● Brief: Pick out every line of the entries below where "segundos" occurs, and copy those lines.

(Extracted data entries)
::::::::::

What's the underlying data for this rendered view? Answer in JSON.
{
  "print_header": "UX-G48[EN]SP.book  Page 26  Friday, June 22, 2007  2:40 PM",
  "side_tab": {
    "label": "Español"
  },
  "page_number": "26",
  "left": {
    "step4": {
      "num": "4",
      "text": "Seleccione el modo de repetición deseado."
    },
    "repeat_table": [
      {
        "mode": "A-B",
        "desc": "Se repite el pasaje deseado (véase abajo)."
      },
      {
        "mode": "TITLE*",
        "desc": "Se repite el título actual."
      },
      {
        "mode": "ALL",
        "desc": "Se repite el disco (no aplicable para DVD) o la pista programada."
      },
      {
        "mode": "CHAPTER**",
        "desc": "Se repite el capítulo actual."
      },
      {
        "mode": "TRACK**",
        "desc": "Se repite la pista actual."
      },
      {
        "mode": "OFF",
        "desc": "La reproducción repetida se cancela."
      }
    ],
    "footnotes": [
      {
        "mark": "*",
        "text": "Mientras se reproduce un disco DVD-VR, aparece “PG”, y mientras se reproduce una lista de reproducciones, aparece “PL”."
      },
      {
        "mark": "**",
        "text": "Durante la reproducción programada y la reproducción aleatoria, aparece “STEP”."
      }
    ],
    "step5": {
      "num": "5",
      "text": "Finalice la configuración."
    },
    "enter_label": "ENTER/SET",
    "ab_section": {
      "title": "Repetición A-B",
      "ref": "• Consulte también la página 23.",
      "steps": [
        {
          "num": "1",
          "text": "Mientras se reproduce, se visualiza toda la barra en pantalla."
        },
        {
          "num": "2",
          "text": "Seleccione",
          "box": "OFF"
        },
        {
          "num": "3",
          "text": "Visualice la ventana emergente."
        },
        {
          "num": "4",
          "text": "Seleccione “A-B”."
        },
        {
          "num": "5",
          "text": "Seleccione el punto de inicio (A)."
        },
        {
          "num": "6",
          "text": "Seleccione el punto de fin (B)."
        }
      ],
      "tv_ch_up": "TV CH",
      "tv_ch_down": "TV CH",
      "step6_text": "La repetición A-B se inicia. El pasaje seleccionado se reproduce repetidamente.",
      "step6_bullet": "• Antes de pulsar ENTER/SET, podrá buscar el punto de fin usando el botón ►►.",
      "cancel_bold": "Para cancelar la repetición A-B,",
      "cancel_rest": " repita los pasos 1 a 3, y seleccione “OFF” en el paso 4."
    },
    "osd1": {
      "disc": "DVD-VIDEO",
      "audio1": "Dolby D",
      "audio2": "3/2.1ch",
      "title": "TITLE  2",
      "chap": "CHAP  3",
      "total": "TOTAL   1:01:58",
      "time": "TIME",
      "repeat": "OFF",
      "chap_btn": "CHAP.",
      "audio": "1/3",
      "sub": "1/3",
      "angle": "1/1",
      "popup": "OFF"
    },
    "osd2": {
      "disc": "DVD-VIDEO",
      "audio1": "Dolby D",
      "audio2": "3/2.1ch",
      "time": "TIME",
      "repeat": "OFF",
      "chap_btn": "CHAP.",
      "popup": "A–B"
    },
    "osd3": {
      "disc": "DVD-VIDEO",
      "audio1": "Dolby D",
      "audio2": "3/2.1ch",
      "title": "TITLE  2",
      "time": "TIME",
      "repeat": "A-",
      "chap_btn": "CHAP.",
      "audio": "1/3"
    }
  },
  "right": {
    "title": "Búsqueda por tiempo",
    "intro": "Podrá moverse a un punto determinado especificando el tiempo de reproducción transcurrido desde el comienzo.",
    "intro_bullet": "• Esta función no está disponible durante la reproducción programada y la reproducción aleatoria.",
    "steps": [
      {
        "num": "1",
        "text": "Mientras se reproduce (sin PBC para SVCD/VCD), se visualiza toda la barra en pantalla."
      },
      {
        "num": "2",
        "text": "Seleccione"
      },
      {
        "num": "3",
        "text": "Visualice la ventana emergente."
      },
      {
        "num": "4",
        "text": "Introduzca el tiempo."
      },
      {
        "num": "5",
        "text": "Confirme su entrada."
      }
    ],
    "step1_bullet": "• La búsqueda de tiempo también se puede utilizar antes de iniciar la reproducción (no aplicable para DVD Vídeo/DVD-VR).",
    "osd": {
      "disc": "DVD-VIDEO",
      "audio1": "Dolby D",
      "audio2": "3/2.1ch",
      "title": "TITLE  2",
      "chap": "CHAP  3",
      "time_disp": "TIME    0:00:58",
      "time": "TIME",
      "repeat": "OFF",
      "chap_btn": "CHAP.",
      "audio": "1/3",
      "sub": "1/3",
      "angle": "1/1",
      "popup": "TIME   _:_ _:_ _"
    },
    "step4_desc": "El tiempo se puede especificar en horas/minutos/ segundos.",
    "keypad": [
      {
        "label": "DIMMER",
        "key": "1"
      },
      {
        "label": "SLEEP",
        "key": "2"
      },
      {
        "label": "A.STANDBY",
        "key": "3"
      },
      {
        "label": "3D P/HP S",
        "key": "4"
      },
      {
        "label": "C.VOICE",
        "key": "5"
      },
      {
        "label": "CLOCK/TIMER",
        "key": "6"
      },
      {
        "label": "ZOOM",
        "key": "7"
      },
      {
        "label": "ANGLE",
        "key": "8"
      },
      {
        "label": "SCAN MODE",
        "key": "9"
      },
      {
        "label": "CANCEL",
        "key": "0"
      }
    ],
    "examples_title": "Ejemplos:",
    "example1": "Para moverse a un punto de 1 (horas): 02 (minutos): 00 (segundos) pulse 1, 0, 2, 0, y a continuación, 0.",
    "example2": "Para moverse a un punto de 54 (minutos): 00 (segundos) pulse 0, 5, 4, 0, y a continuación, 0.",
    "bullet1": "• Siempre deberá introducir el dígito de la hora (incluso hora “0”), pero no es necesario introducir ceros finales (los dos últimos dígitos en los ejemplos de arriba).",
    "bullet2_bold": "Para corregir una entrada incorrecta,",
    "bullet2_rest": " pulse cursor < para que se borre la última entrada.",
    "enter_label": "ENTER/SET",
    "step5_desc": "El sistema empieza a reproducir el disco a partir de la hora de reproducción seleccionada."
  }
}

::::::::::

● Written answer:
    "step4_desc": "El tiempo se puede especificar en horas/minutos/ segundos.",
    "example1": "Para moverse a un punto de 1 (horas): 02 (minutos): 00 (segundos) pulse 1, 0, 2, 0, y a continuación, 0.",
    "example2": "Para moverse a un punto de 54 (minutos): 00 (segundos) pulse 0, 5, 4, 0, y a continuación, 0.",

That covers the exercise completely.